─── RECORDED DATA ───

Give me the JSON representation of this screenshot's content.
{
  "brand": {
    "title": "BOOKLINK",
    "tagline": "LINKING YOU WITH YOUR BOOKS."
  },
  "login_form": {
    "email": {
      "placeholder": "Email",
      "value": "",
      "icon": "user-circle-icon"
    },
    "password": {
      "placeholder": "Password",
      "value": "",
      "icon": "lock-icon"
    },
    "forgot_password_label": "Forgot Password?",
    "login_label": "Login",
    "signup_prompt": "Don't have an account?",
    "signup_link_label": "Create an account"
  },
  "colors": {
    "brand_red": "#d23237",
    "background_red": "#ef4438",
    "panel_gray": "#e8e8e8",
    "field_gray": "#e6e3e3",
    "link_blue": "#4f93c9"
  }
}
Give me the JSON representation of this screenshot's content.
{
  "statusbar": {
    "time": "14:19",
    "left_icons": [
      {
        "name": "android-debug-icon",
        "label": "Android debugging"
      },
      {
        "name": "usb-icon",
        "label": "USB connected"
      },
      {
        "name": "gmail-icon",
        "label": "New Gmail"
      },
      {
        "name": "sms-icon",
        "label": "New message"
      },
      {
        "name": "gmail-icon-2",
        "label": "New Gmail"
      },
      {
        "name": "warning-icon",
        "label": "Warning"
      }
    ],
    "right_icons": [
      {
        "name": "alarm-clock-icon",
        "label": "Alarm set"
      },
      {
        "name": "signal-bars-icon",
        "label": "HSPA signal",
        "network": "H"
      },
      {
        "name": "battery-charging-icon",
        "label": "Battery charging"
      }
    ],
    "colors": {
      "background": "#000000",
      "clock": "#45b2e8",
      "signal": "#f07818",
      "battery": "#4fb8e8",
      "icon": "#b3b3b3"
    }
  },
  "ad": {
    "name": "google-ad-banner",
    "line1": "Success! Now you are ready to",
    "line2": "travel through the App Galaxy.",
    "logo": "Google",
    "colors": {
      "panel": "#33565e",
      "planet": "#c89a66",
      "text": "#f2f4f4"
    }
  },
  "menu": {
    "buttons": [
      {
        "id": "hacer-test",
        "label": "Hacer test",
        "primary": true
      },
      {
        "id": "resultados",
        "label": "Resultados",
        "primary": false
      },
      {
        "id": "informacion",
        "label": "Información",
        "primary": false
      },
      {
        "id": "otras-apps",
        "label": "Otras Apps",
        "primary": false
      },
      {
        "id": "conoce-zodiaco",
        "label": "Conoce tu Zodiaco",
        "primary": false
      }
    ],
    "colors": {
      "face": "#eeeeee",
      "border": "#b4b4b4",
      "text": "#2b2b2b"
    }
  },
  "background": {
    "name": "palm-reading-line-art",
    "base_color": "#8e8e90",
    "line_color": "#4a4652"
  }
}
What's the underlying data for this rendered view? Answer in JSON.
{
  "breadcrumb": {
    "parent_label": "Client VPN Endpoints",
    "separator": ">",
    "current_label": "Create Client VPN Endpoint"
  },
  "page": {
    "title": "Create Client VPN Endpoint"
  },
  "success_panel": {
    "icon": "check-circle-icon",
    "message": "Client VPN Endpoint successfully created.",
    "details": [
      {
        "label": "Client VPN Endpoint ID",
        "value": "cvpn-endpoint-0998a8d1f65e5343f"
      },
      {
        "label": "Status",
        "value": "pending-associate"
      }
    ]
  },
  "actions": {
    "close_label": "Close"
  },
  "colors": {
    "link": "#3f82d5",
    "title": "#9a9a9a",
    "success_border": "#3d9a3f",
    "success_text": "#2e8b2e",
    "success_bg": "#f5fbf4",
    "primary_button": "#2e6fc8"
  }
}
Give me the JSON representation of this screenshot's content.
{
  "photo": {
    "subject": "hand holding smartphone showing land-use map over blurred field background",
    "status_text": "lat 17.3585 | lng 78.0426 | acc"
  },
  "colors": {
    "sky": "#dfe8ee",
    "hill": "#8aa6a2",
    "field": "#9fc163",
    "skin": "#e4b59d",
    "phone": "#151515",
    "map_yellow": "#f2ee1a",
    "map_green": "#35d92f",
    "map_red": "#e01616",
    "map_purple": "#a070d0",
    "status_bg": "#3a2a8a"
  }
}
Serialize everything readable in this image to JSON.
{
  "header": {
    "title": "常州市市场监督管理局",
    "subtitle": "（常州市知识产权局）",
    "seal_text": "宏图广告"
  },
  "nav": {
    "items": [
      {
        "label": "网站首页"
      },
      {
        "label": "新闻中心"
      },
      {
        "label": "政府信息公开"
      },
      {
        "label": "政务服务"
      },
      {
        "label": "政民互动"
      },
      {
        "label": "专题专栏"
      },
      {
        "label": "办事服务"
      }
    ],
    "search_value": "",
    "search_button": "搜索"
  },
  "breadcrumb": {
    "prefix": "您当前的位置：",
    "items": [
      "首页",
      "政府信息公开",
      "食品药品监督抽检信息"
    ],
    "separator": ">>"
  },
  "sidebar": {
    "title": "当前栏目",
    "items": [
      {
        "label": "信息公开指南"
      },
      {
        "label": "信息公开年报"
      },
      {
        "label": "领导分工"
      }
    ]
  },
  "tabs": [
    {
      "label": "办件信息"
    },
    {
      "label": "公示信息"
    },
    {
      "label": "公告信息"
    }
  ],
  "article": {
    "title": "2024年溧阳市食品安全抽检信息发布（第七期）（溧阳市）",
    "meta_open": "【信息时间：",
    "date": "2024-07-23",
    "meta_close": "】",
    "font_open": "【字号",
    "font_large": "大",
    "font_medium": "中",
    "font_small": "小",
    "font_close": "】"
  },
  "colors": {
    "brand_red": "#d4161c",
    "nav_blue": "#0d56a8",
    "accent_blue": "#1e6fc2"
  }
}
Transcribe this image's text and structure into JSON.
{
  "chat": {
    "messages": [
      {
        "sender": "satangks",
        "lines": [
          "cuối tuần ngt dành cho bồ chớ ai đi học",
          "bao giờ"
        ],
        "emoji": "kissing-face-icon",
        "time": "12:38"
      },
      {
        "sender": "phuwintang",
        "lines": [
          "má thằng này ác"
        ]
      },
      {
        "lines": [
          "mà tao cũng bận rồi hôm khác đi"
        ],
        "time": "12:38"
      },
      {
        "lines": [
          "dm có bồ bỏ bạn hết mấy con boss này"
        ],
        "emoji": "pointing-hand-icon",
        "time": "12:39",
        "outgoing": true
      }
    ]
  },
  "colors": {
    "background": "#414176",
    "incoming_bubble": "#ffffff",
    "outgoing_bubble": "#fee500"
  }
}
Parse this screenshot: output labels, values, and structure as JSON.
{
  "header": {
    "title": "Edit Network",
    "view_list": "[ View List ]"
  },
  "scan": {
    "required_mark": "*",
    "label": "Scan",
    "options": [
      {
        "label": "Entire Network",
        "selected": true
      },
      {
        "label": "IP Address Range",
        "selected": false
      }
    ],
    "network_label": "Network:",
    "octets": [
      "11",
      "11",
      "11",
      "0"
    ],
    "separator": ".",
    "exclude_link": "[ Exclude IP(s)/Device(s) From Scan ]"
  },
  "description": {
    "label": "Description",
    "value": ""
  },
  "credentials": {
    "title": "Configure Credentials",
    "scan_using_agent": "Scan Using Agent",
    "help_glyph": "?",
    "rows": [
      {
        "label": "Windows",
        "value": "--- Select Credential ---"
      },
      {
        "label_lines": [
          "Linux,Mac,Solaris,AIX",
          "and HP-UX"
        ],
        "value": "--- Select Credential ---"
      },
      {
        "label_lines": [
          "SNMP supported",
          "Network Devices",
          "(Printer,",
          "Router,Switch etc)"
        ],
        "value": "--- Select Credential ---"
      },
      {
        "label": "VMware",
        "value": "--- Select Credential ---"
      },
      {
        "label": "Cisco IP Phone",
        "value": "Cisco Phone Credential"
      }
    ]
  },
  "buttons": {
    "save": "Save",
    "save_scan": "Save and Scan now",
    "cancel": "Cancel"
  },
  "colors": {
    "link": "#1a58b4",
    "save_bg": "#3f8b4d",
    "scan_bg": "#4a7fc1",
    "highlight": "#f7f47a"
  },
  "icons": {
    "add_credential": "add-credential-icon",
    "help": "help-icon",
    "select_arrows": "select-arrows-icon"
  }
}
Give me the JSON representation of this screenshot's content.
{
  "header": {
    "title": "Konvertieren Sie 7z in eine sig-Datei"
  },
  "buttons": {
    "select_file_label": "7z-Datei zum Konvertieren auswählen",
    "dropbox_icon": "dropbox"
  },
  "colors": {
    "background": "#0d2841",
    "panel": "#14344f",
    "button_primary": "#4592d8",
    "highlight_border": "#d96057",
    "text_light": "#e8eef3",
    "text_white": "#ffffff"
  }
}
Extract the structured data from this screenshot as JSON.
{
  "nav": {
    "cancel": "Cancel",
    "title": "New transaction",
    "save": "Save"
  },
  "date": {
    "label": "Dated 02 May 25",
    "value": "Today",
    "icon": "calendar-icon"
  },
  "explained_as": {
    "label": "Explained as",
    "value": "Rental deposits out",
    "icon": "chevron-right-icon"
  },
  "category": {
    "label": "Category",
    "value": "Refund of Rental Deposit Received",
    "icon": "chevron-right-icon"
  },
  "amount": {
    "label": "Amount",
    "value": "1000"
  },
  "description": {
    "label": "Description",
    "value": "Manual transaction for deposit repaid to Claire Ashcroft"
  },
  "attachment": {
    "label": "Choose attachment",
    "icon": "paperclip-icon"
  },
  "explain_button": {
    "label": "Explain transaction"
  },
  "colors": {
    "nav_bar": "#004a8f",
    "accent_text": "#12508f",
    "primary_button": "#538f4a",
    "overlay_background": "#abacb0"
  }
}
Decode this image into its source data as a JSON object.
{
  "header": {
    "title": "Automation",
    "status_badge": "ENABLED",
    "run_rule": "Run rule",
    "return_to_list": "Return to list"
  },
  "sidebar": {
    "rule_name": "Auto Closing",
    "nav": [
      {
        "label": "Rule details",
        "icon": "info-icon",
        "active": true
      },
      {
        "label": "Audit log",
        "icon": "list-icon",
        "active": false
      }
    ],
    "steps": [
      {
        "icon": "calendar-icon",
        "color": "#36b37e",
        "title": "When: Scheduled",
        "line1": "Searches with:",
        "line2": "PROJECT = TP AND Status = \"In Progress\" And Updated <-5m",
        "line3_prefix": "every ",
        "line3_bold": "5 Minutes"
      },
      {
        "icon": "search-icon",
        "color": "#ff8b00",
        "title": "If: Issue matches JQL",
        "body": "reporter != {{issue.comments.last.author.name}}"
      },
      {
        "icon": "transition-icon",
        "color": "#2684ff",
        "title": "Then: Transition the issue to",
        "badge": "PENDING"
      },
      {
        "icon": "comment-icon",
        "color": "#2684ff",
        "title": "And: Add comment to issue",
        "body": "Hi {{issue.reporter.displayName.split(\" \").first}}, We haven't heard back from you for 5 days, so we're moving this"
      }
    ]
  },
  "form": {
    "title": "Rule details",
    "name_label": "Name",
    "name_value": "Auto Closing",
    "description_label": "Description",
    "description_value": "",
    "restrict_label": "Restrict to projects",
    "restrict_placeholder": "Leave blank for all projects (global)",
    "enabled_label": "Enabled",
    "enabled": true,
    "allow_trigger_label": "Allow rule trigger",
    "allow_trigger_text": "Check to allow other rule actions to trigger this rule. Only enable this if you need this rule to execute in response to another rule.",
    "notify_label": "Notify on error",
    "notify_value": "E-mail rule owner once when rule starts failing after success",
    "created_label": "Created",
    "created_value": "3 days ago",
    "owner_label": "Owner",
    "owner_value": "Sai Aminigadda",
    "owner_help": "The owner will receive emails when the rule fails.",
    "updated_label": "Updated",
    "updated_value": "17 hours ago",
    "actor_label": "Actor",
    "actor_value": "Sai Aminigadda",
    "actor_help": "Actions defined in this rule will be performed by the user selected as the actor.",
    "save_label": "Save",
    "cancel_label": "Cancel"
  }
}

───

**YOUR OBJECTIVE:** Read through the data and copy every line where "ffffff" shows up.

**OUTPUT FOR THIS TASK:**
    "incoming_bubble": "#ffffff",
    "text_white": "#ffffff"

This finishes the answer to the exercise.